§ **Records from a collection**
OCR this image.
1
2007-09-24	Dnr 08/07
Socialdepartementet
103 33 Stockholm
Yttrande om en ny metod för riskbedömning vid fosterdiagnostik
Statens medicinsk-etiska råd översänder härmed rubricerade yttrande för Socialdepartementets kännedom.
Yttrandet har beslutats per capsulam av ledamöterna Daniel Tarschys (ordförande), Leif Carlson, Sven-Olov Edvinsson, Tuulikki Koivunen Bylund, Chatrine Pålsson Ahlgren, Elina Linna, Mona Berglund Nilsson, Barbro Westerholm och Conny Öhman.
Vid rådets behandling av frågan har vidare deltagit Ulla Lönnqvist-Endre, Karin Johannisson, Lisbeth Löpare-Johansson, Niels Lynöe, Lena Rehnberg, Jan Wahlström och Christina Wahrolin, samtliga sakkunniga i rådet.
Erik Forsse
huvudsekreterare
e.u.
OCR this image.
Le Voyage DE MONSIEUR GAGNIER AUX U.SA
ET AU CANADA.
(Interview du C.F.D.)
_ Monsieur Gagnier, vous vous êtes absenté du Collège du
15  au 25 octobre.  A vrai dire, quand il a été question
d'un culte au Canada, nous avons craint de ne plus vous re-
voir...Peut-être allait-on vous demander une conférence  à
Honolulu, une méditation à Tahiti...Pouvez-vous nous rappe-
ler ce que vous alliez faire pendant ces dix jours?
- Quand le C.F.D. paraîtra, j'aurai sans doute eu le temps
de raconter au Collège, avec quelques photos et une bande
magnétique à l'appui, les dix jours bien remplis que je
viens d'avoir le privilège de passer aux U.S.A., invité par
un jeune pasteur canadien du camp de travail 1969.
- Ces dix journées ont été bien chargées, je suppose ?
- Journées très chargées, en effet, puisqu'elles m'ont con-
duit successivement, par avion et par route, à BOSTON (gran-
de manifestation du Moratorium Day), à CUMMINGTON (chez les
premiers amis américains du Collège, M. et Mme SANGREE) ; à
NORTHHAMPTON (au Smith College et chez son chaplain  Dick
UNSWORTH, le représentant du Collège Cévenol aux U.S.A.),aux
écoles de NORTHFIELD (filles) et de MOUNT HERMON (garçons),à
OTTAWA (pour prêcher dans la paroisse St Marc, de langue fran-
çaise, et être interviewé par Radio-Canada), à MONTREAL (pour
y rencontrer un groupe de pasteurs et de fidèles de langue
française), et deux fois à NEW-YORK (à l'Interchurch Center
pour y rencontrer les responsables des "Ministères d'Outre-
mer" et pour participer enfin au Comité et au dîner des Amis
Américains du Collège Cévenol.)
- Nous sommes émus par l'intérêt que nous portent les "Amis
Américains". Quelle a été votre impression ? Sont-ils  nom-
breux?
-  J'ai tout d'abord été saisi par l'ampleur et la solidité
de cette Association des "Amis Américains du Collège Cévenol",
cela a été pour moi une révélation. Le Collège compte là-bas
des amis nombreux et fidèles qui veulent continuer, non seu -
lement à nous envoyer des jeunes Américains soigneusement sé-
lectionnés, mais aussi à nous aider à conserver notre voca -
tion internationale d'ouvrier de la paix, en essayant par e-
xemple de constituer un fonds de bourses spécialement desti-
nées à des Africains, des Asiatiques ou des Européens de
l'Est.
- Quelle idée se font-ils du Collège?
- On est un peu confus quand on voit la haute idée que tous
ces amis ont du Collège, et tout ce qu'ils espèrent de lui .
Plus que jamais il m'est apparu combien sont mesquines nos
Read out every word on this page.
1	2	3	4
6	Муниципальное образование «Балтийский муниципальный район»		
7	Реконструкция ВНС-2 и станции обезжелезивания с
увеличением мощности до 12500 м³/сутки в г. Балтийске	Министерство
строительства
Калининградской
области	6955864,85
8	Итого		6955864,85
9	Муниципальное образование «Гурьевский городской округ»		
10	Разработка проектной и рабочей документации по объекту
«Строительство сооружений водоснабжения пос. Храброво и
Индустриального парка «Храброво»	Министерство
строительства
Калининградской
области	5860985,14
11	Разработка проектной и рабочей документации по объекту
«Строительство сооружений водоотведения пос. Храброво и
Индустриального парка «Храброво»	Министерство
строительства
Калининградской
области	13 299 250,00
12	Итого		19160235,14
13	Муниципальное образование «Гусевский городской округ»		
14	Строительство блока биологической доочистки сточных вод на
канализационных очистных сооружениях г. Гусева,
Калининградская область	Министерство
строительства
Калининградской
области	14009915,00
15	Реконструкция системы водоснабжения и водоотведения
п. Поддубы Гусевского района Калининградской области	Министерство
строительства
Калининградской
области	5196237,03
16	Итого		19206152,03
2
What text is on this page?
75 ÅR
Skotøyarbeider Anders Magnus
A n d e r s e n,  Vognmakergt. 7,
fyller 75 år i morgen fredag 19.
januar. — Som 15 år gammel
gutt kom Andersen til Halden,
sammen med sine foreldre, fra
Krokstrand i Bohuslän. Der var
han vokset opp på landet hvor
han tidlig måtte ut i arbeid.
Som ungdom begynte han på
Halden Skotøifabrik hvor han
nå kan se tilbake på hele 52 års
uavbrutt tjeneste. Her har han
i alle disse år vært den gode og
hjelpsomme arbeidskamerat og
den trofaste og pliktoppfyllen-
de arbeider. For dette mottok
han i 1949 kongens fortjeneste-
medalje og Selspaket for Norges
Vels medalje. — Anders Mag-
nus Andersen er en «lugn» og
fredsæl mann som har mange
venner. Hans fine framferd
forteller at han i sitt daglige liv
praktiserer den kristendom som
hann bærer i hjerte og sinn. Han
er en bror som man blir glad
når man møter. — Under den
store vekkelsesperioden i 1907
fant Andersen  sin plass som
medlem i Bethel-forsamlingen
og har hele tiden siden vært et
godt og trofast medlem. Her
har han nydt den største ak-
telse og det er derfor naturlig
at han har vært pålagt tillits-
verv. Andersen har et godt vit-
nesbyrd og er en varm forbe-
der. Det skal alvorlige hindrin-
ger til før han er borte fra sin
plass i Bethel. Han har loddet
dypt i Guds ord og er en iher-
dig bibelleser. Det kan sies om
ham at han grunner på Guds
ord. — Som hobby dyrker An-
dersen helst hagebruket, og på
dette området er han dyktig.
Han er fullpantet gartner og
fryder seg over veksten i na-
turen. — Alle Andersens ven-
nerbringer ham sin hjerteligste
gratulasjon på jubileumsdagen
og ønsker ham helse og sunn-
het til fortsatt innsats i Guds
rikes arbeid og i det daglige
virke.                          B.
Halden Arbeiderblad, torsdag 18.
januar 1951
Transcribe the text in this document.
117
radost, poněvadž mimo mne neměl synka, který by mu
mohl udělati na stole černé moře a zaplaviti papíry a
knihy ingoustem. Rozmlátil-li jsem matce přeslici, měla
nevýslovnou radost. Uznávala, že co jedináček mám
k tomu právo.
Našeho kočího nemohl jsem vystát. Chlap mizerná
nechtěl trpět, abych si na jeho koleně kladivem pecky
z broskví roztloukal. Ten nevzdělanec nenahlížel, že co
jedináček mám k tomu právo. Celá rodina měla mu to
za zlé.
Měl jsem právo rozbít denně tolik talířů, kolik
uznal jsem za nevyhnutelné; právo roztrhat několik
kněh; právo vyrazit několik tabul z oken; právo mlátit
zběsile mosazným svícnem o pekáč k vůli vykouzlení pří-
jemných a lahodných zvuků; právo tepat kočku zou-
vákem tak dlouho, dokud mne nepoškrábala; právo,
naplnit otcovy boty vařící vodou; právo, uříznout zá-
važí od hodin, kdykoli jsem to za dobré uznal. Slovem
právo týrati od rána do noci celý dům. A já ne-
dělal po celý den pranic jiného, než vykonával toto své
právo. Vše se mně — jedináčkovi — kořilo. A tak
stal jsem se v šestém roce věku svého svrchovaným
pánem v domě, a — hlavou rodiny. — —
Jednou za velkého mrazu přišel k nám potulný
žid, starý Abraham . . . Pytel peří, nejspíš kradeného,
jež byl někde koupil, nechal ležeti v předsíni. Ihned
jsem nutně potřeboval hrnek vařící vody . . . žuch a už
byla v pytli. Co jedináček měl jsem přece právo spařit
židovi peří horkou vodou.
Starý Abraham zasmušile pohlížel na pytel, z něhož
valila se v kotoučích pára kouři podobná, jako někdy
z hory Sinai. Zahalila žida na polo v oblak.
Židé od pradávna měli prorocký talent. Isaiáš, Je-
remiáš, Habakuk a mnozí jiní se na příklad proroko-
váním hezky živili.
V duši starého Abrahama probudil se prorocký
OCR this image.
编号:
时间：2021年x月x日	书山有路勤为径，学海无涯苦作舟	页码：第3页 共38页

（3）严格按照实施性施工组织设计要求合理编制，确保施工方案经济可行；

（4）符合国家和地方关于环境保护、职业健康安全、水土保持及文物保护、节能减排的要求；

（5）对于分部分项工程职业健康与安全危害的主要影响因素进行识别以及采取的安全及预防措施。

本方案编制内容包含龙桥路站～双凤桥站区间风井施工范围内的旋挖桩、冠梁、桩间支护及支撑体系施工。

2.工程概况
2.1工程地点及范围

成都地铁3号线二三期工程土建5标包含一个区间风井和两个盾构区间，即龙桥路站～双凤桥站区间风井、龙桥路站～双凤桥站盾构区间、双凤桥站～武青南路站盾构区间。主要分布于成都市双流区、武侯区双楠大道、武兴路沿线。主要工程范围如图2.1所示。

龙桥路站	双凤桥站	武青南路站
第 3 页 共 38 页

§ **What the exercise asks**
Identify each line holding the string "Реконструкция", and copy it out.

§ **Expected answer**
7	Реконструкция ВНС-2 и станции обезжелезивания с
15	Реконструкция системы водоснабжения и водоотведения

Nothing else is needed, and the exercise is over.